▶ **To do**
Copy out each line of the data holding "amplitude".

▶ **Dataset rows**
-=-=-=-=-

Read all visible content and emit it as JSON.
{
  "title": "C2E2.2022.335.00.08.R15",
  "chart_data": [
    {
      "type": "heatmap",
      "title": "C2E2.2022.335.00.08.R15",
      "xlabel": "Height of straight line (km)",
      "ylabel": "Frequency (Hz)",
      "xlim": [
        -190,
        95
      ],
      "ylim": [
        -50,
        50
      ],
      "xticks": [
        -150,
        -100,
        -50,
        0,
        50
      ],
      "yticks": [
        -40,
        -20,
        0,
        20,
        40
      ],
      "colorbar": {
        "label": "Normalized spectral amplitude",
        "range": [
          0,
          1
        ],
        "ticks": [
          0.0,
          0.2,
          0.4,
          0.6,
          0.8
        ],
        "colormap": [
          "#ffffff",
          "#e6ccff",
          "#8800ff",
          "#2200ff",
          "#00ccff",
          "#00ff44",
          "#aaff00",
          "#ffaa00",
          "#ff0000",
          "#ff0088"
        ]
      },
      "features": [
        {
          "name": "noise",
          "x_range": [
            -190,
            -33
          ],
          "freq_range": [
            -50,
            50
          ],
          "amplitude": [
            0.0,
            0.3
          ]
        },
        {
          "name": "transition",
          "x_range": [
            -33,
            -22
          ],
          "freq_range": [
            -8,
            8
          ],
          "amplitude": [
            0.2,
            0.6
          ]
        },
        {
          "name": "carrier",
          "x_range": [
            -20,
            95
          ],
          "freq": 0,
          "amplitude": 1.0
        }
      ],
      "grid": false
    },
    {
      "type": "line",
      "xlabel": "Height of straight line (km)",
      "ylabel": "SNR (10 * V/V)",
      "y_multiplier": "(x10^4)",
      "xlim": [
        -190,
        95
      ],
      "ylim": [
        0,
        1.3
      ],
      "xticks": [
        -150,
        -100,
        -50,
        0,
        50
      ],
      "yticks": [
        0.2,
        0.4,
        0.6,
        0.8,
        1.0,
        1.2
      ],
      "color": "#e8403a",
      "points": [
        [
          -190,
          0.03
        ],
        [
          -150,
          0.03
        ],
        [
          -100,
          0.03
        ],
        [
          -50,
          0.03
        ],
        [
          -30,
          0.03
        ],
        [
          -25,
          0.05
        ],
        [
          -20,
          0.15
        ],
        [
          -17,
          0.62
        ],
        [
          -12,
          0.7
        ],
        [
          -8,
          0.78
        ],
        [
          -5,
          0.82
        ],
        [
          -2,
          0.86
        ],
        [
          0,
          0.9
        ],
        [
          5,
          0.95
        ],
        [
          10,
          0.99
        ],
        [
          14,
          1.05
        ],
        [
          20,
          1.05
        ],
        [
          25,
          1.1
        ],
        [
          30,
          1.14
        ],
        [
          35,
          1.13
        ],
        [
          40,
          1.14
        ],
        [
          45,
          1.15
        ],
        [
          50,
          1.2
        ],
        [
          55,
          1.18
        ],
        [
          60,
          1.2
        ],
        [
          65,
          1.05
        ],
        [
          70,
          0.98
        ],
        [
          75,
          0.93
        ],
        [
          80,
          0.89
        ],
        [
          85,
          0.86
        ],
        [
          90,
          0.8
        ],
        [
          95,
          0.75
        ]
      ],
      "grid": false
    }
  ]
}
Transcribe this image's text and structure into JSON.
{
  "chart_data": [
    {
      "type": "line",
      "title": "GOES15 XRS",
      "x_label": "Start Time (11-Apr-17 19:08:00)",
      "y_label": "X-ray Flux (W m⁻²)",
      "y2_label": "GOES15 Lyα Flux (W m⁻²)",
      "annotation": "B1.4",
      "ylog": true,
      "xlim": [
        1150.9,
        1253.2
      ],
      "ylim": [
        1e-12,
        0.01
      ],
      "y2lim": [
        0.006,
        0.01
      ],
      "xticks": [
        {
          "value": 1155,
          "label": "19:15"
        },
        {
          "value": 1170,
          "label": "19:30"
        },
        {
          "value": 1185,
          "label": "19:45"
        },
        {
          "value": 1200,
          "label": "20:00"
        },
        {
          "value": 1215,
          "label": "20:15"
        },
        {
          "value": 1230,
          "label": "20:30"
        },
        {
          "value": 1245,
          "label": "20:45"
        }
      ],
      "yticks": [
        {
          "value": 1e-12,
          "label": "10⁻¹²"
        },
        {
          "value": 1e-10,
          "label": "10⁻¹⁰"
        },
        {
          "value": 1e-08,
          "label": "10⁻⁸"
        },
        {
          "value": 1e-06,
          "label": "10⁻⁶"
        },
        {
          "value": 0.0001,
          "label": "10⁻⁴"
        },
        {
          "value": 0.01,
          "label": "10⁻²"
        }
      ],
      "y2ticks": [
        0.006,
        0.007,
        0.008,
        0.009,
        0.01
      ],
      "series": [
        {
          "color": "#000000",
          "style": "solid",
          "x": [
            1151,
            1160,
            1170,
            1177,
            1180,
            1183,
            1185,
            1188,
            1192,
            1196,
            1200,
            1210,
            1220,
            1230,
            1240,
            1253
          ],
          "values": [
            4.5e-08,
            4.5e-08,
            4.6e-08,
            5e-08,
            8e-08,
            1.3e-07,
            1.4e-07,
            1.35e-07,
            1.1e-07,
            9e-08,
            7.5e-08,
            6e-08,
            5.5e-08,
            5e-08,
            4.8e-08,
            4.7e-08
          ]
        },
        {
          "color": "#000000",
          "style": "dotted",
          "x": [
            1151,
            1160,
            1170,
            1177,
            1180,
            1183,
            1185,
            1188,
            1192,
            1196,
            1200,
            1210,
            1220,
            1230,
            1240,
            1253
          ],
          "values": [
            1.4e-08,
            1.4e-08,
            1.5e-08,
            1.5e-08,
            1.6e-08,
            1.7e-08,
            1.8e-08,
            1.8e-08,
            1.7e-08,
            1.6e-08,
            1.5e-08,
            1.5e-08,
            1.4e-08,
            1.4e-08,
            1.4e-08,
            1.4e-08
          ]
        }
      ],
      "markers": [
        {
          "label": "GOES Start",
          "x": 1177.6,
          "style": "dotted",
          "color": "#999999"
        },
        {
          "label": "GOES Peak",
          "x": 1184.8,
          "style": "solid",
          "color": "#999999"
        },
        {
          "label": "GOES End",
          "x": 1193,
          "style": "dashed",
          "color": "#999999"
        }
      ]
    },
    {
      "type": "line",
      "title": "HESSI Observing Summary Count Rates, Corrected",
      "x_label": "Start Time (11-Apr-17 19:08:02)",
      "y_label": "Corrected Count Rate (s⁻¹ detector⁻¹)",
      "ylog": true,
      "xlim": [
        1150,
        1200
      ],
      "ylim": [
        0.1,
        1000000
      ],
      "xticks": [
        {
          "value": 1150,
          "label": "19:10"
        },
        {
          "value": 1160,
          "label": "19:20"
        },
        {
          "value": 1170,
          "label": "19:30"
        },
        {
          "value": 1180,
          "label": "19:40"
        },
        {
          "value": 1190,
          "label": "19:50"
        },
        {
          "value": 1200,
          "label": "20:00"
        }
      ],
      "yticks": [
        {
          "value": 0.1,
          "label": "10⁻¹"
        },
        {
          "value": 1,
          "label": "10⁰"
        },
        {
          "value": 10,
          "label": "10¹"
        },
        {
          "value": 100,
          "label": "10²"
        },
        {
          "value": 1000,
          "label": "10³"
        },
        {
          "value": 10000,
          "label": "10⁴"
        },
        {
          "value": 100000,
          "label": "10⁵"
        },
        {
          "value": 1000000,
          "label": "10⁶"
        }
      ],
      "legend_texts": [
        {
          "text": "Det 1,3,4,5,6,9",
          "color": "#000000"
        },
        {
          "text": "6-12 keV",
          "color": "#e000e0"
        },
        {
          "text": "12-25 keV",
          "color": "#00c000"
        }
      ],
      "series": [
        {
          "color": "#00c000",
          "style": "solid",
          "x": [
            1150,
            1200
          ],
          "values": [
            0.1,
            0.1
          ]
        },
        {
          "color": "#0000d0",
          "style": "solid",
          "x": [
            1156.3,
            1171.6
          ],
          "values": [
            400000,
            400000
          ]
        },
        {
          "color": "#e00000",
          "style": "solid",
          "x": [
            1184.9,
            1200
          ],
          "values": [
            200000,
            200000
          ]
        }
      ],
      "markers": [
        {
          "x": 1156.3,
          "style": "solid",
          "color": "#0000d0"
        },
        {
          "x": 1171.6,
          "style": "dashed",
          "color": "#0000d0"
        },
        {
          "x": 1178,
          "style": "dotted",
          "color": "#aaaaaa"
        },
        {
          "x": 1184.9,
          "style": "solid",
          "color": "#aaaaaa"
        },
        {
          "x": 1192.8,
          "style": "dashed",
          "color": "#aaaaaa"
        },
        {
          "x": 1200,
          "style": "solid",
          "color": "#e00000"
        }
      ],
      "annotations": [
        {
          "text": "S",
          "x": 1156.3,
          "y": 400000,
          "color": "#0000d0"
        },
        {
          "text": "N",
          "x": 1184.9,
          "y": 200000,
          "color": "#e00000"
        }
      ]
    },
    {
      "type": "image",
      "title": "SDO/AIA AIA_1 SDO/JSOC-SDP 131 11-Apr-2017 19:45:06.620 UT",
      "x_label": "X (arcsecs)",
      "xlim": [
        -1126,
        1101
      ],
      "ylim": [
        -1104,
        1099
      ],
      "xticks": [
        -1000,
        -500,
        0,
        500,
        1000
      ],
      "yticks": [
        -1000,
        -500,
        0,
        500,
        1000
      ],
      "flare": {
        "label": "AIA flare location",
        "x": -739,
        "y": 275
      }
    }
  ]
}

-=-=-=-=-

▶ **Exercise result**
        "label": "Normalized spectral amplitude",
          "amplitude": [
          "amplitude": [
          "amplitude": 1.0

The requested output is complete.